GOAL → Read the entries below and pull out each line with the string "지배주주순이익".

ITEMS →

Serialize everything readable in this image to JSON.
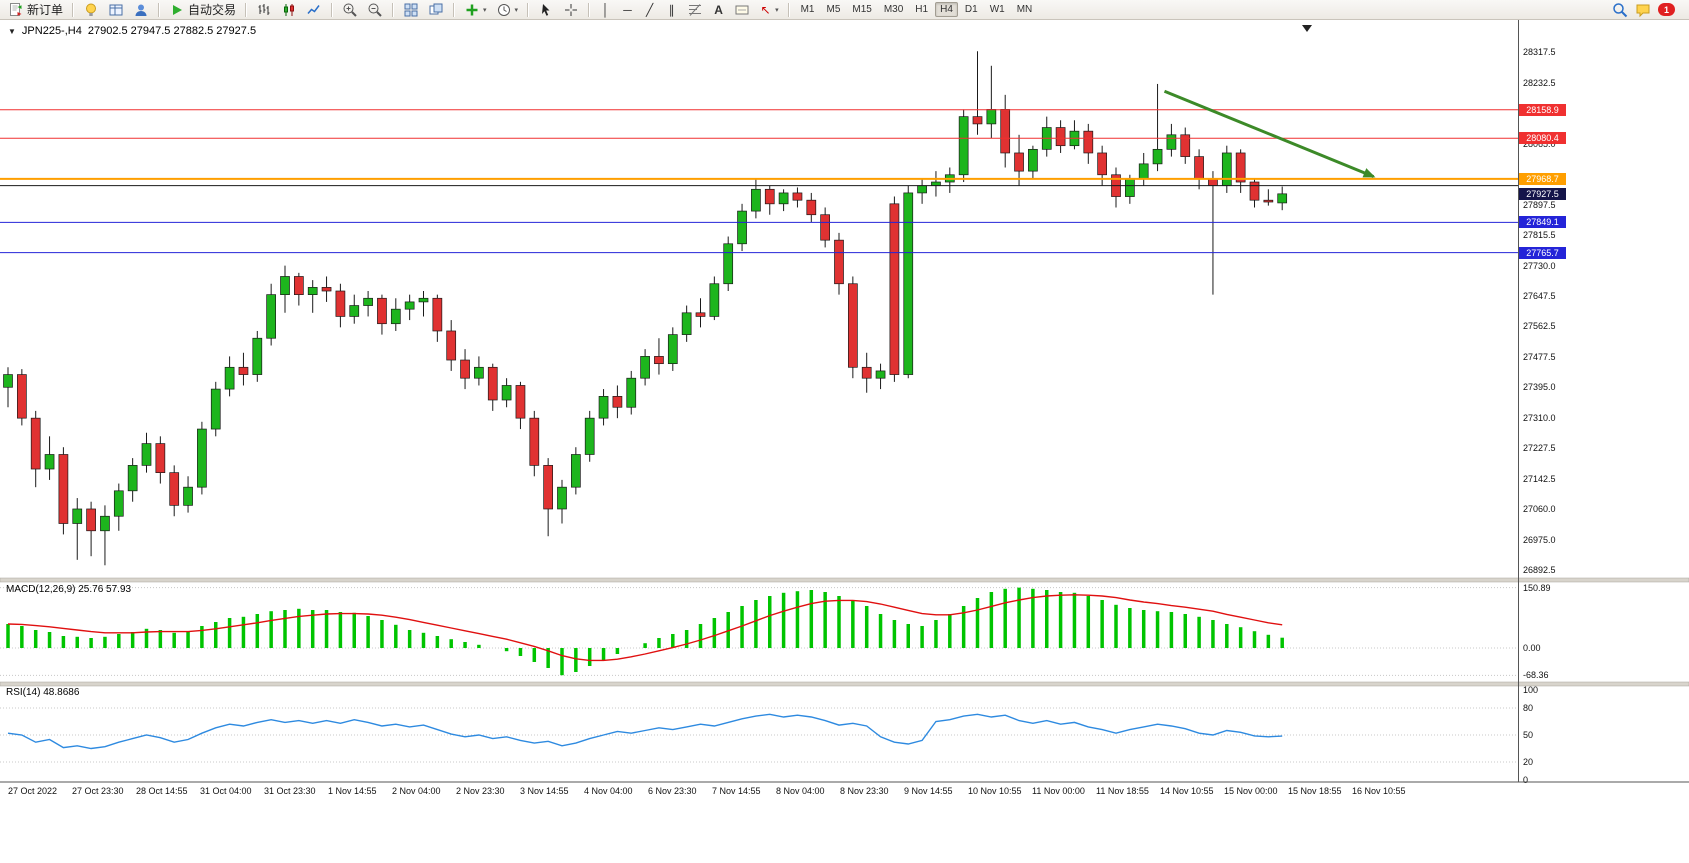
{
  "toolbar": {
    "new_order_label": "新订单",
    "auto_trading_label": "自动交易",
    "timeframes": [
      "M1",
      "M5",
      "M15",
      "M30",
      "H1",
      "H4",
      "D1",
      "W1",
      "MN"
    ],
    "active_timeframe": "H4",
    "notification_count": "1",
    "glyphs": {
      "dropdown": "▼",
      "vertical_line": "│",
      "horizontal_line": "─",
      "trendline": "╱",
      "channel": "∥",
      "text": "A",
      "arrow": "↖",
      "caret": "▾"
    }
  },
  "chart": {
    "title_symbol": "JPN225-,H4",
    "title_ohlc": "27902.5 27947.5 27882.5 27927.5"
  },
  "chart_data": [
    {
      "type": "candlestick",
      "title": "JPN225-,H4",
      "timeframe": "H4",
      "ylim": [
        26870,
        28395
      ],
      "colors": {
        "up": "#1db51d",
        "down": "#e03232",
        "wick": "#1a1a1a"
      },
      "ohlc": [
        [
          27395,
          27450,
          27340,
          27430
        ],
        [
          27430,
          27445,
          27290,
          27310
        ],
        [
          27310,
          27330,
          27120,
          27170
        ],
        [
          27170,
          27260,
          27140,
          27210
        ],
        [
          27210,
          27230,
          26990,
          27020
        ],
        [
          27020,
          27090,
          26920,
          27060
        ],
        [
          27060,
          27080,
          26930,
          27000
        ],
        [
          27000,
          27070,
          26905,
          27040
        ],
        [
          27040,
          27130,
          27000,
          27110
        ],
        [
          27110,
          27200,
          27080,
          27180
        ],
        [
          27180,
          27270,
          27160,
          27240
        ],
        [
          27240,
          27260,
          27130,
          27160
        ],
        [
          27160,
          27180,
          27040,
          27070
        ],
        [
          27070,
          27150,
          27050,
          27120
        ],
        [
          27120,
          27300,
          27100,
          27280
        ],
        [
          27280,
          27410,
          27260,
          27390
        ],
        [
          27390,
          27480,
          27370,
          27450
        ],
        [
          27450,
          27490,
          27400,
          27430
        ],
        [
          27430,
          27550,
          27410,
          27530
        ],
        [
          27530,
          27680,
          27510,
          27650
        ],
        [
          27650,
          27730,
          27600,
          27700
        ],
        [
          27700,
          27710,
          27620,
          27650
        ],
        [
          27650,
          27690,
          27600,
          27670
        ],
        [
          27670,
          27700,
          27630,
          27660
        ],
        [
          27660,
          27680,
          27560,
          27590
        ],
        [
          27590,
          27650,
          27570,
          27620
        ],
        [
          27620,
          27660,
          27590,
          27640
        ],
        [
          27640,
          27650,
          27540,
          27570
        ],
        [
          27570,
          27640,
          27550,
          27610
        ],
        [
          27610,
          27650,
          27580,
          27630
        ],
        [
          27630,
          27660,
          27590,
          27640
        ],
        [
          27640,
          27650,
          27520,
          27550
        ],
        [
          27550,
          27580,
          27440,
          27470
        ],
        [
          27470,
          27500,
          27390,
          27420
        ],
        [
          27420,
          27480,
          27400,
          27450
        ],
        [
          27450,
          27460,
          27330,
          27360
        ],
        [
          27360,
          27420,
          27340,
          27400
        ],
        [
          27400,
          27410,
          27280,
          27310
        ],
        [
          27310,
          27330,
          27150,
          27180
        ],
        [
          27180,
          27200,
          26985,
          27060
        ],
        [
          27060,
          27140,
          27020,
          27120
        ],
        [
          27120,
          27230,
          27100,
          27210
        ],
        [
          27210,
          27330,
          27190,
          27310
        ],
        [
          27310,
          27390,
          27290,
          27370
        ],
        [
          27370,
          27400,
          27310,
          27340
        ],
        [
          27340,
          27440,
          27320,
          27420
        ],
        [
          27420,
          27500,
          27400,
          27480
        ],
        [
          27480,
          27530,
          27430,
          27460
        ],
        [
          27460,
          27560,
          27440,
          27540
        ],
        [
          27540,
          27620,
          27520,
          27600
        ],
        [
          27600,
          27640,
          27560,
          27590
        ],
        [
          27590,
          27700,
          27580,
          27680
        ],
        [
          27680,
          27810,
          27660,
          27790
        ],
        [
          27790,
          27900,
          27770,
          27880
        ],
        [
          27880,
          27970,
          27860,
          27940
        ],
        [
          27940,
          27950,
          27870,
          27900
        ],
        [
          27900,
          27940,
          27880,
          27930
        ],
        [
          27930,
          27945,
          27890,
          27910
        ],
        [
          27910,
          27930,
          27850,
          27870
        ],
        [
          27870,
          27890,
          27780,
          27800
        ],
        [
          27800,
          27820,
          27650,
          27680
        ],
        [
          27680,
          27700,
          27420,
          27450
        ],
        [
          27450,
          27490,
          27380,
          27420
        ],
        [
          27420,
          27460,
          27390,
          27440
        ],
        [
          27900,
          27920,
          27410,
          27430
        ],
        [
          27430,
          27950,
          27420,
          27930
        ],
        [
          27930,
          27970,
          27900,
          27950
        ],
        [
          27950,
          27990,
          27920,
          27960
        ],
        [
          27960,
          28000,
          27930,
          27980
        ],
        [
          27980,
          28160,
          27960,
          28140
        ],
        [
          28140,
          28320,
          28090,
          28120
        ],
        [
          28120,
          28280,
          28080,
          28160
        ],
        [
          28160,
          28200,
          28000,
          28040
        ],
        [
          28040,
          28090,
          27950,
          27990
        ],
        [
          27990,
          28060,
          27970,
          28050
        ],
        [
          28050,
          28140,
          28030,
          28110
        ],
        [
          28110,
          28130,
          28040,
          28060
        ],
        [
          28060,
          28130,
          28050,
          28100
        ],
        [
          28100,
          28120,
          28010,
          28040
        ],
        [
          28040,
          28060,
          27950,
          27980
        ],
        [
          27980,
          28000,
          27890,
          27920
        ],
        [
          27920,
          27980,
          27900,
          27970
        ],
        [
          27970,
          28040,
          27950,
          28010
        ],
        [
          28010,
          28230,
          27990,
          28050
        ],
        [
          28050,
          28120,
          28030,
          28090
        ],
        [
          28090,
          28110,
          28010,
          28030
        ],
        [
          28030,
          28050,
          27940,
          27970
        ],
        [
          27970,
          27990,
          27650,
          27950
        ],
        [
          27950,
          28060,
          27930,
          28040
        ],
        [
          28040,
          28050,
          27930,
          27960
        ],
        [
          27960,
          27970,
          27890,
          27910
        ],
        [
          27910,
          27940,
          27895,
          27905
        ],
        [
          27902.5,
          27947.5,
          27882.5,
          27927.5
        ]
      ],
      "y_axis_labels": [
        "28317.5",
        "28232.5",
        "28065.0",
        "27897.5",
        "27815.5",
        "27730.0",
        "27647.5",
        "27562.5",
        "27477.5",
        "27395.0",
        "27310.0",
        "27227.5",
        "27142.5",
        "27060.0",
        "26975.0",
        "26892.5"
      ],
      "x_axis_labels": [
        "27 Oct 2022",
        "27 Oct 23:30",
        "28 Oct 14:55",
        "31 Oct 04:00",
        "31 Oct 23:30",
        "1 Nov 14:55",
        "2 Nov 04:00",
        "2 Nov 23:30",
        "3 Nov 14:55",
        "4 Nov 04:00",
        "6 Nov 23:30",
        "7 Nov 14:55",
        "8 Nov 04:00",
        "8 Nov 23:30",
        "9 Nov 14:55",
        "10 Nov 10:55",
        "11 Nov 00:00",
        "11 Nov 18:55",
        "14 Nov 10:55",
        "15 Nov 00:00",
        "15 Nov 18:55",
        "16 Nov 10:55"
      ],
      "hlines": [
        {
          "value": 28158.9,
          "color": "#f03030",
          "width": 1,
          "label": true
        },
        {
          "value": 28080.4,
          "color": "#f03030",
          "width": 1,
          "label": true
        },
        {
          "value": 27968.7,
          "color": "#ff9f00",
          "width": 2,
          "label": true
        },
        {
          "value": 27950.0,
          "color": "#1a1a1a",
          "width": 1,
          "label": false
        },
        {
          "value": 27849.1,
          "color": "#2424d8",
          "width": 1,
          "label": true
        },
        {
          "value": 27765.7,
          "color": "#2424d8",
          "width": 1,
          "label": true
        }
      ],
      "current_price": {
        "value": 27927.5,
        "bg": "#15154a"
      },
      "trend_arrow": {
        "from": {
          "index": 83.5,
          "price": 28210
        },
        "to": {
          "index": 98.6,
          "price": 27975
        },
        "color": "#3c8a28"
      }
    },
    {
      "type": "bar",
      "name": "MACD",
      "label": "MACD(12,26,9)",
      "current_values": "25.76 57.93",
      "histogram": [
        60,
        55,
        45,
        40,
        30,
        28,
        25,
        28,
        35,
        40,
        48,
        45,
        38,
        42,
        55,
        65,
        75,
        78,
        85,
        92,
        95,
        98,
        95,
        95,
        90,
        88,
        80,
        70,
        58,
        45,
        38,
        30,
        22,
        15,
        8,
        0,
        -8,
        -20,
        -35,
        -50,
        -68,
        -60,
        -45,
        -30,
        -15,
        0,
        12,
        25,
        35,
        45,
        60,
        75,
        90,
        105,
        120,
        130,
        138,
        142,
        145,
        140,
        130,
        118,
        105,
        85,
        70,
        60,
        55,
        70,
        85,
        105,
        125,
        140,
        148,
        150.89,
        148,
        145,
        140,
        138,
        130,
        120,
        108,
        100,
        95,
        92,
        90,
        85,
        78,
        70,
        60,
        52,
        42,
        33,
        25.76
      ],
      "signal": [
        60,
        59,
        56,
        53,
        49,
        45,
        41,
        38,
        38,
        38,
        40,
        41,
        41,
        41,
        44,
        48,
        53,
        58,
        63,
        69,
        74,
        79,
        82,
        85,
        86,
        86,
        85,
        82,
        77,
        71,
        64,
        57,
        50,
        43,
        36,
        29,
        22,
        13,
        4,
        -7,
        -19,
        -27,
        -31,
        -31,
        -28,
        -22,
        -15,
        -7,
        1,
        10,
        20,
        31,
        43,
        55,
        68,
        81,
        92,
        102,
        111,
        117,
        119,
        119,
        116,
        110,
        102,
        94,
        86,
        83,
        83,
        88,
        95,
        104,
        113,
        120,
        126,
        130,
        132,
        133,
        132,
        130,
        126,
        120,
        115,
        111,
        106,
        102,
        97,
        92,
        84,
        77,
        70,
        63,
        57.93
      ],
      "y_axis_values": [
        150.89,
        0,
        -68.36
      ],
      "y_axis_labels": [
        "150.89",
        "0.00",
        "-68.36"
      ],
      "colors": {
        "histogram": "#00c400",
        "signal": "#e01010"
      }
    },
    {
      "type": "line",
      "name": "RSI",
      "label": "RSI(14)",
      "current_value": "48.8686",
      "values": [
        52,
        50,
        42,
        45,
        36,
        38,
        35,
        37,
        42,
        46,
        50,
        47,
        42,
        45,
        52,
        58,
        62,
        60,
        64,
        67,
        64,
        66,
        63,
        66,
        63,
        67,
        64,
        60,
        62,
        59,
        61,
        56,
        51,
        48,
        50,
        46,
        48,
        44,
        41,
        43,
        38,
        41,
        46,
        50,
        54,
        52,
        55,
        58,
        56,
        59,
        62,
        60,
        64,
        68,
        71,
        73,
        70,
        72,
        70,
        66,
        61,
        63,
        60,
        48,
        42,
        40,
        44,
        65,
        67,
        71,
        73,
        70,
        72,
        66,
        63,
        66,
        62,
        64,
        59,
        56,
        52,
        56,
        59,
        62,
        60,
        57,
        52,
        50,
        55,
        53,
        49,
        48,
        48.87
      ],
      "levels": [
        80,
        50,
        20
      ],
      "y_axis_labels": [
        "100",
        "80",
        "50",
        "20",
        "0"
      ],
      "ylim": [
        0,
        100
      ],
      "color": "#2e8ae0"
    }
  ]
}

==

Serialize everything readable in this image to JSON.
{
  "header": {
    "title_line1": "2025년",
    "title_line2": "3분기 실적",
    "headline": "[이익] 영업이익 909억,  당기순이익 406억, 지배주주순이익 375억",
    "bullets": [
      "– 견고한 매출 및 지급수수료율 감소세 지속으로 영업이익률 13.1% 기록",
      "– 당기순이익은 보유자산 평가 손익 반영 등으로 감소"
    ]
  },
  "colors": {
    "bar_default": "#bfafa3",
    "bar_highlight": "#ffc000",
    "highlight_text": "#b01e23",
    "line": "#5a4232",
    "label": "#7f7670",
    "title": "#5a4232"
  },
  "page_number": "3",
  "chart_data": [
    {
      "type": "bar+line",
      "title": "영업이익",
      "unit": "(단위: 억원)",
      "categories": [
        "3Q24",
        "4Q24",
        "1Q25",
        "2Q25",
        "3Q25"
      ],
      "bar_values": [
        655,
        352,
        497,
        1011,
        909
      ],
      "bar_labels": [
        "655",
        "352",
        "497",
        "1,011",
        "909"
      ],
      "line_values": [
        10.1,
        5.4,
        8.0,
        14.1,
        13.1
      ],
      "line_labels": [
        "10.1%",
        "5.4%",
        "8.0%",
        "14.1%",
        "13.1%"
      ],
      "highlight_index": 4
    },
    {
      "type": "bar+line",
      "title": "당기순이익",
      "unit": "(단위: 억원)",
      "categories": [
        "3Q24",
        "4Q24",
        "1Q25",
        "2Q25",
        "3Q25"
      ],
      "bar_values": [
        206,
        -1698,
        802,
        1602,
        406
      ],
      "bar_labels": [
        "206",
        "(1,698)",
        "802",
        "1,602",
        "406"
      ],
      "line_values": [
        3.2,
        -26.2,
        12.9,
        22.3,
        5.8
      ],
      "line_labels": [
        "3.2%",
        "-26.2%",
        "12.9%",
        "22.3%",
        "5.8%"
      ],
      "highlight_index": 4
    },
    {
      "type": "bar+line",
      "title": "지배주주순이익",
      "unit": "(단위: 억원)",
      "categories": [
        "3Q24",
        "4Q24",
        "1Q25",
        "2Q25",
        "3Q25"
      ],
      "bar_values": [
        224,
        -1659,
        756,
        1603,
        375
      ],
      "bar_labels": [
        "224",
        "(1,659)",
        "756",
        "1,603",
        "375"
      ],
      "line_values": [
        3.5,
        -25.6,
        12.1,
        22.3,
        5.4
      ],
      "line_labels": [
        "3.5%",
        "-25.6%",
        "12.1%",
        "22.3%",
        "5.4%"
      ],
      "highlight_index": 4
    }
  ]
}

RESPONSE TO THIS EXERCISE →
    "headline": "[이익] 영업이익 909억,  당기순이익 406억, 지배주주순이익 375억",
      "title": "지배주주순이익",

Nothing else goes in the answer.